Records from a collected dataset:
╭──
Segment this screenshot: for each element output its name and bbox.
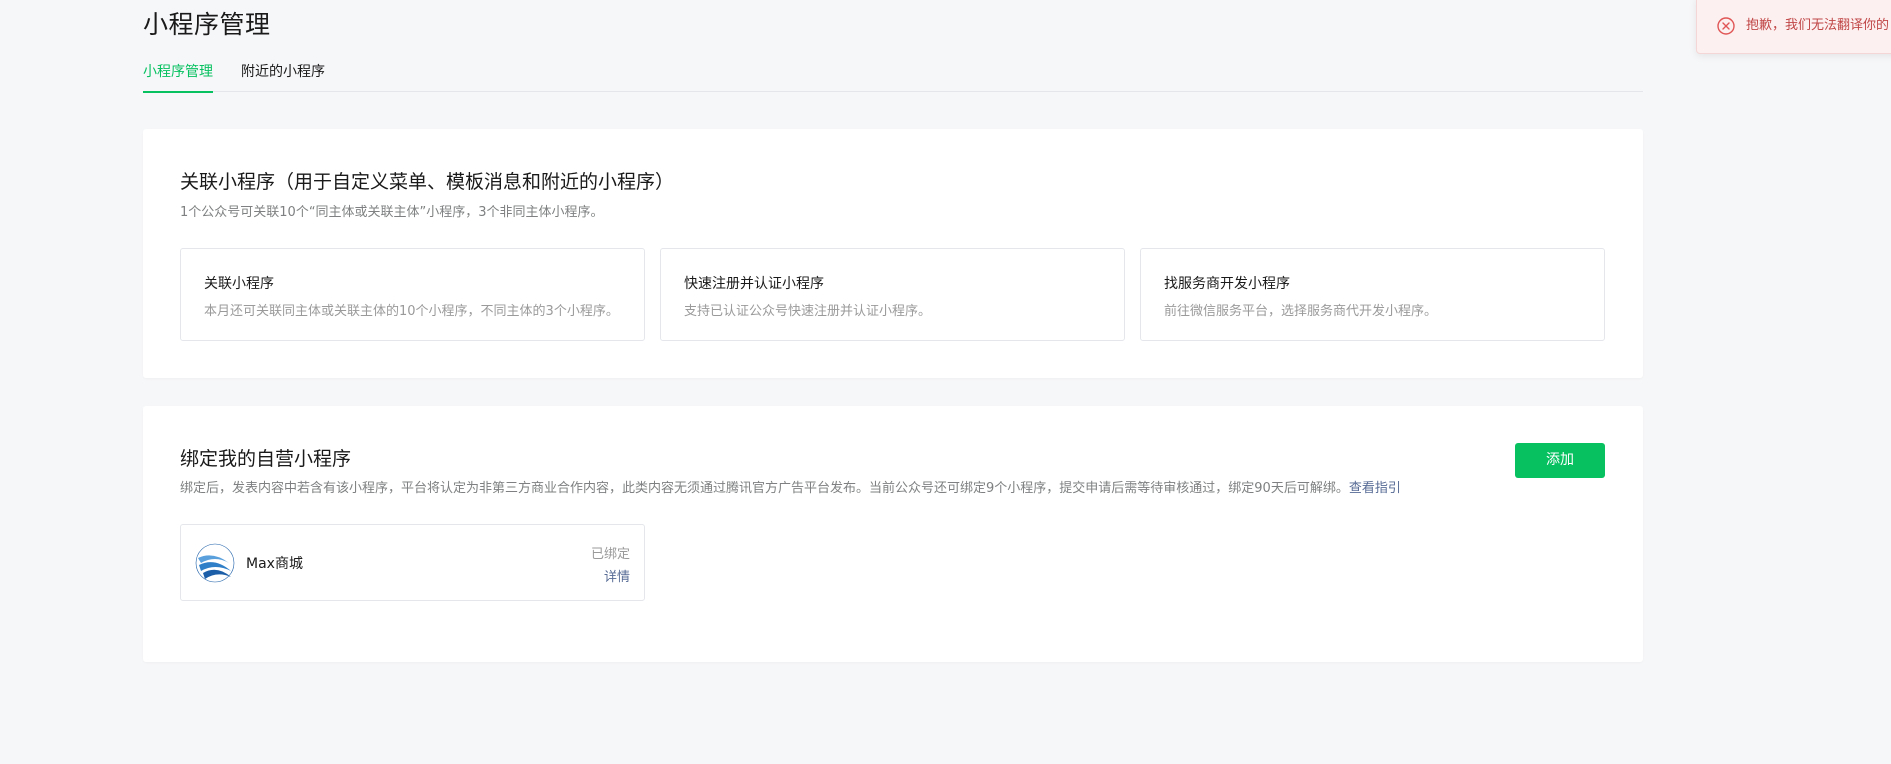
max-mall-logo-icon [195,543,235,583]
bind-section-description: 绑定后，发表内容中若含有该小程序，平台将认定为非第三方商业合作内容，此类内容无须… [180,477,1401,496]
bound-app-item: Max商城 已绑定 详情 [180,524,645,601]
option-title: 找服务商开发小程序 [1164,276,1290,292]
option-find-service-provider[interactable]: 找服务商开发小程序 前往微信服务平台，选择服务商代开发小程序。 [1140,248,1605,341]
option-description: 前往微信服务平台，选择服务商代开发小程序。 [1164,304,1438,319]
link-section-description: 1个公众号可关联10个“同主体或关联主体”小程序，3个非同主体小程序。 [180,205,604,220]
option-description: 支持已认证公众号快速注册并认证小程序。 [684,304,932,319]
add-button[interactable]: 添加 [1515,443,1605,478]
bind-mini-program-card: 绑定我的自营小程序 绑定后，发表内容中若含有该小程序，平台将认定为非第三方商业合… [143,406,1643,662]
toast-message: 抱歉，我们无法翻译你的 [1746,18,1890,33]
tab-bar: 小程序管理 附近的小程序 [143,60,1643,93]
bind-section-title: 绑定我的自营小程序 [180,448,352,470]
option-title: 关联小程序 [204,276,274,292]
app-status: 已绑定 [590,547,630,562]
link-section-title: 关联小程序（用于自定义菜单、模板消息和附近的小程序） [180,171,675,193]
error-circle-icon [1717,17,1735,35]
option-link-mini-program[interactable]: 关联小程序 本月还可关联同主体或关联主体的10个小程序，不同主体的3个小程序。 [180,248,645,341]
tab-nearby-mini-programs[interactable]: 附近的小程序 [241,61,325,92]
tab-mini-program-management[interactable]: 小程序管理 [143,61,213,93]
app-detail-link[interactable]: 详情 [604,566,630,585]
app-name: Max商城 [246,556,303,572]
view-guide-link[interactable]: 查看指引 [1349,481,1401,496]
option-description: 本月还可关联同主体或关联主体的10个小程序，不同主体的3个小程序。 [204,304,619,319]
bind-description-text: 绑定后，发表内容中若含有该小程序，平台将认定为非第三方商业合作内容，此类内容无须… [180,481,1349,496]
link-mini-program-card: 关联小程序（用于自定义菜单、模板消息和附近的小程序） 1个公众号可关联10个“同… [143,129,1643,378]
page-title: 小程序管理 [143,10,271,39]
option-title: 快速注册并认证小程序 [684,276,824,292]
option-quick-register[interactable]: 快速注册并认证小程序 支持已认证公众号快速注册并认证小程序。 [660,248,1125,341]
error-toast: 抱歉，我们无法翻译你的 [1696,0,1891,54]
╰──
* **Exercise goal**:
Retype all of the rows above verbatim, omitting the pictures from your answer.

* **The output**:
Segment this screenshot: for each element output its name and bbox.
max-mall-logo-icon [195,543,235,583]
bind-section-description: 绑定后，发表内容中若含有该小程序，平台将认定为非第三方商业合作内容，此类内容无须… [180,477,1401,496]
bound-app-item: Max商城 已绑定 详情 [180,524,645,601]
option-title: 找服务商开发小程序 [1164,276,1290,292]
option-find-service-provider[interactable]: 找服务商开发小程序 前往微信服务平台，选择服务商代开发小程序。 [1140,248,1605,341]
option-description: 前往微信服务平台，选择服务商代开发小程序。 [1164,304,1438,319]
link-section-description: 1个公众号可关联10个“同主体或关联主体”小程序，3个非同主体小程序。 [180,205,604,220]
option-description: 支持已认证公众号快速注册并认证小程序。 [684,304,932,319]
add-button[interactable]: 添加 [1515,443,1605,478]
bind-mini-program-card: 绑定我的自营小程序 绑定后，发表内容中若含有该小程序，平台将认定为非第三方商业合… [143,406,1643,662]
toast-message: 抱歉，我们无法翻译你的 [1746,18,1890,33]
tab-bar: 小程序管理 附近的小程序 [143,60,1643,93]
bind-section-title: 绑定我的自营小程序 [180,448,352,470]
option-title: 关联小程序 [204,276,274,292]
app-status: 已绑定 [590,547,630,562]
link-section-title: 关联小程序（用于自定义菜单、模板消息和附近的小程序） [180,171,675,193]
error-circle-icon [1717,17,1735,35]
option-link-mini-program[interactable]: 关联小程序 本月还可关联同主体或关联主体的10个小程序，不同主体的3个小程序。 [180,248,645,341]
tab-nearby-mini-programs[interactable]: 附近的小程序 [241,61,325,92]
tab-mini-program-management[interactable]: 小程序管理 [143,61,213,93]
app-detail-link[interactable]: 详情 [604,566,630,585]
app-name: Max商城 [246,556,303,572]
view-guide-link[interactable]: 查看指引 [1349,481,1401,496]
option-description: 本月还可关联同主体或关联主体的10个小程序，不同主体的3个小程序。 [204,304,619,319]
bind-description-text: 绑定后，发表内容中若含有该小程序，平台将认定为非第三方商业合作内容，此类内容无须… [180,481,1349,496]
link-mini-program-card: 关联小程序（用于自定义菜单、模板消息和附近的小程序） 1个公众号可关联10个“同… [143,129,1643,378]
page-title: 小程序管理 [143,10,271,39]
option-title: 快速注册并认证小程序 [684,276,824,292]
option-quick-register[interactable]: 快速注册并认证小程序 支持已认证公众号快速注册并认证小程序。 [660,248,1125,341]
error-toast: 抱歉，我们无法翻译你的 [1696,0,1891,54]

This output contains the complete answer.